━━ ENTRIES ━━
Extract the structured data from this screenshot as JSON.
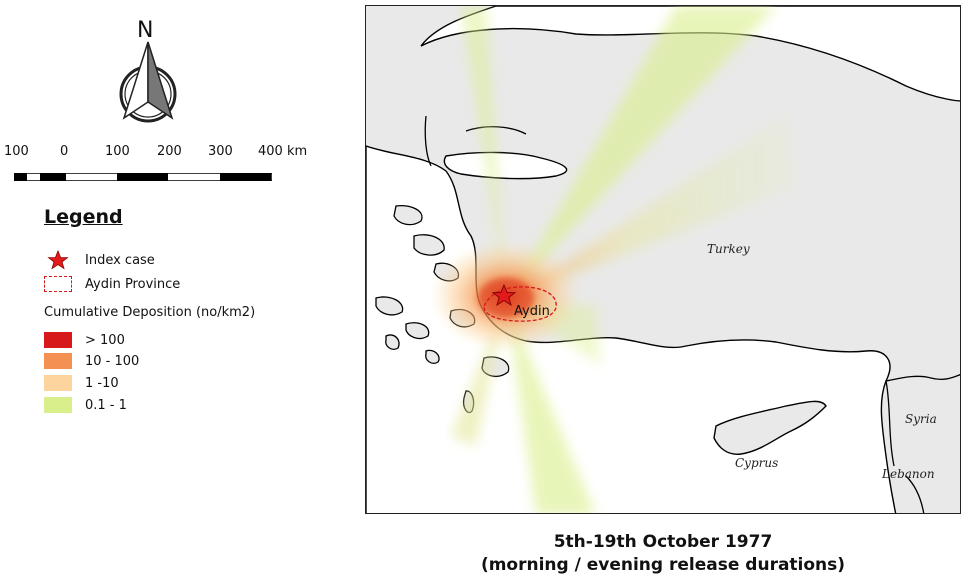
{
  "north_arrow": {
    "label": "N"
  },
  "scale_bar": {
    "unit": "km",
    "ticks": [
      "100",
      "0",
      "100",
      "200",
      "300",
      "400 km"
    ]
  },
  "legend": {
    "title": "Legend",
    "index_case_label": "Index case",
    "province_label": "Aydin Province",
    "deposition_title": "Cumulative Deposition (no/km2)",
    "classes": [
      {
        "label": "> 100",
        "color": "#d7191c"
      },
      {
        "label": "10 - 100",
        "color": "#f59053"
      },
      {
        "label": "1 -10",
        "color": "#fdd49e"
      },
      {
        "label": "0.1 - 1",
        "color": "#d9ef8b"
      }
    ]
  },
  "map": {
    "labels": {
      "turkey": "Turkey",
      "aydin": "Aydin",
      "cyprus": "Cyprus",
      "syria": "Syria",
      "lebanon": "Lebanon"
    },
    "colors": {
      "land": "#e9e9e9",
      "sea": "#ffffff",
      "border": "#000000"
    }
  },
  "caption": {
    "line1": "5th-19th October 1977",
    "line2": "(morning / evening release durations)"
  }
}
━━━
_TO BE DONE_
In the material above, show every line where the word "Aydin" turns up.

_COMPLETE ANSWER_
    "province_label": "Aydin Province",
      "aydin": "Aydin",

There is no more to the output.